WHAT YOU HAVE TO DO >> The entries below need to be written out exactly, with no pictures included.

Excerpts from a figure dataset:
** begin **

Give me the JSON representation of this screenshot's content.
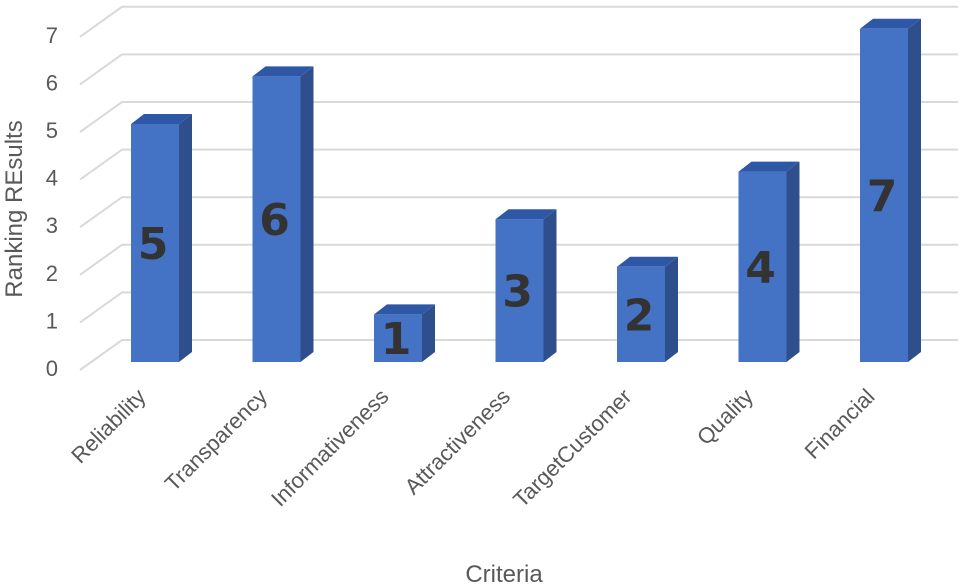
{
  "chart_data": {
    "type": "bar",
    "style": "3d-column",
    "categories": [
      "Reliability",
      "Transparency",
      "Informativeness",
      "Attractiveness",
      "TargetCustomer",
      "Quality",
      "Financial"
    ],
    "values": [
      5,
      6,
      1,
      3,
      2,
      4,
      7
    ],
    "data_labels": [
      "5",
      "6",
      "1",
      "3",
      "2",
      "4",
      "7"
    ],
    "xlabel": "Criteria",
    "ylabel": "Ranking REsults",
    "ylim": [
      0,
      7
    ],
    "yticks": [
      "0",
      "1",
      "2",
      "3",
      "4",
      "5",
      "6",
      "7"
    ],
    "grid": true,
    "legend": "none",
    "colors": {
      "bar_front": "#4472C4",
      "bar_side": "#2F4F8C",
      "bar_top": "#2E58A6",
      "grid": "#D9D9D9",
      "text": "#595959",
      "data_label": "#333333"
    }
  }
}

** end **

FINAL RESULT >>
Give me the JSON representation of this screenshot's content.
{
  "chart_data": {
    "type": "bar",
    "style": "3d-column",
    "categories": [
      "Reliability",
      "Transparency",
      "Informativeness",
      "Attractiveness",
      "TargetCustomer",
      "Quality",
      "Financial"
    ],
    "values": [
      5,
      6,
      1,
      3,
      2,
      4,
      7
    ],
    "data_labels": [
      "5",
      "6",
      "1",
      "3",
      "2",
      "4",
      "7"
    ],
    "xlabel": "Criteria",
    "ylabel": "Ranking REsults",
    "ylim": [
      0,
      7
    ],
    "yticks": [
      "0",
      "1",
      "2",
      "3",
      "4",
      "5",
      "6",
      "7"
    ],
    "grid": true,
    "legend": "none",
    "colors": {
      "bar_front": "#4472C4",
      "bar_side": "#2F4F8C",
      "bar_top": "#2E58A6",
      "grid": "#D9D9D9",
      "text": "#595959",
      "data_label": "#333333"
    }
  }
}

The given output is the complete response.